## Exercise goal
Below are the records. Count the lines containing the string "JSON", and reply with the number alone.

## Record extracts
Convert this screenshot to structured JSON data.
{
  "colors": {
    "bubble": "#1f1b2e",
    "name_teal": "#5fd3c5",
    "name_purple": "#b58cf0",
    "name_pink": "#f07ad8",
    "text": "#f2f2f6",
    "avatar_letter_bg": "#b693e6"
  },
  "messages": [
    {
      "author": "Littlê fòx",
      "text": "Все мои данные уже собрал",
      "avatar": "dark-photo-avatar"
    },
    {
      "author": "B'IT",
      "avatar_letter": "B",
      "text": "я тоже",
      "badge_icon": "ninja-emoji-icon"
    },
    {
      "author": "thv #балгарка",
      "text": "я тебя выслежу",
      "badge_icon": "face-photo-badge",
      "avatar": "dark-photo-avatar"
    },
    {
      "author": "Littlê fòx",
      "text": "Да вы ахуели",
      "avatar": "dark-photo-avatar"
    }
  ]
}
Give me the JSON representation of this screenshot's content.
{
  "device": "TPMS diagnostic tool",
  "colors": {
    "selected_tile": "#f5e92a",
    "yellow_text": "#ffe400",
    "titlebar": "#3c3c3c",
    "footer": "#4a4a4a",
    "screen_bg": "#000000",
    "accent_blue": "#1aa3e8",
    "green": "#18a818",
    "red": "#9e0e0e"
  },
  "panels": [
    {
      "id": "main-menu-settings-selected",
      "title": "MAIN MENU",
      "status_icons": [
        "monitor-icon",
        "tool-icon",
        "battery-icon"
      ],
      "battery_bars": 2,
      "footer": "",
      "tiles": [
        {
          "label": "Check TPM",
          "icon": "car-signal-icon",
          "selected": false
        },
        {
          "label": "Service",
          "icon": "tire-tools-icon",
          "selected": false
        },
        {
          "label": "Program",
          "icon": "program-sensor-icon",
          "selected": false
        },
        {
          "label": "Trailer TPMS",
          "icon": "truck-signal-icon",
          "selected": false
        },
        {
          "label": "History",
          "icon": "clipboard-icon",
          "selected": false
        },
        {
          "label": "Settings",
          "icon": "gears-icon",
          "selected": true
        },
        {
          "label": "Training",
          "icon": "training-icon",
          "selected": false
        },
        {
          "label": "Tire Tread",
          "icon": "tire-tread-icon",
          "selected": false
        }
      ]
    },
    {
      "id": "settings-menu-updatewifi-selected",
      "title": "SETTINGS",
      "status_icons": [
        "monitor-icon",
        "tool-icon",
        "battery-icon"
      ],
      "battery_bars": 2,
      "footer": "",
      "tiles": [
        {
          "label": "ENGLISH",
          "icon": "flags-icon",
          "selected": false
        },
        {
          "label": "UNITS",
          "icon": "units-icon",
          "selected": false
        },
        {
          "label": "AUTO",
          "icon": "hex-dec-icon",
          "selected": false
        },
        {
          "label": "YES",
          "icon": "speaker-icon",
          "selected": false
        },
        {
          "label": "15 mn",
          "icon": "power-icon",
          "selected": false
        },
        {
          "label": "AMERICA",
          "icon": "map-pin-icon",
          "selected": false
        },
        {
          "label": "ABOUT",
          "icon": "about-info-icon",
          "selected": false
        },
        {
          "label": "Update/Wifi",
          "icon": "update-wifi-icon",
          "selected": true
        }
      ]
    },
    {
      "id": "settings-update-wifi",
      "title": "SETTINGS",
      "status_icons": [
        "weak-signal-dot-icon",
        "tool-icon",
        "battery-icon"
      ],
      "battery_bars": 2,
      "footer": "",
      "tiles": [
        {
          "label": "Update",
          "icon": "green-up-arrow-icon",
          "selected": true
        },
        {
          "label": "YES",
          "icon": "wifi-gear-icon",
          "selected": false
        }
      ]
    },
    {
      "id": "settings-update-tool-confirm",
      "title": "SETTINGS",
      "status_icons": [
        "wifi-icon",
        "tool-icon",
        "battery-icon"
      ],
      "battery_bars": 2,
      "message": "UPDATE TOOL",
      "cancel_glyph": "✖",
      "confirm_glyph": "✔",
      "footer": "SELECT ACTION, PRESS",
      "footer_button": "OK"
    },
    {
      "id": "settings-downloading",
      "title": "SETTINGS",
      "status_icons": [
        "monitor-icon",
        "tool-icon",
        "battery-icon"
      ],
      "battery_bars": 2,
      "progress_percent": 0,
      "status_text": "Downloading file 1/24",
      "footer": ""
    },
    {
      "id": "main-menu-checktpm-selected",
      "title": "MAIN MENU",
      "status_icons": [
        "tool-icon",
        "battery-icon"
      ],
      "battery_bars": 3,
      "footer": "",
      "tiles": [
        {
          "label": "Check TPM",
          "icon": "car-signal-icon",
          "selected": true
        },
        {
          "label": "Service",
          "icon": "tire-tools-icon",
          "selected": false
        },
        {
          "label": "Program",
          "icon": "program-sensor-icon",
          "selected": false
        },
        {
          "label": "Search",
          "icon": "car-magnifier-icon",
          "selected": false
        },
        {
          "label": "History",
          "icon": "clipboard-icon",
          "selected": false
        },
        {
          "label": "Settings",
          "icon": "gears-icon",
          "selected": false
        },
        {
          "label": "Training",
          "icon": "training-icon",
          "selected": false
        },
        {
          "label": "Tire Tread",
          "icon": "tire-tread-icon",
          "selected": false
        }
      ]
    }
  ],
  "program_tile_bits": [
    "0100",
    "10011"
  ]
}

## Full answer
2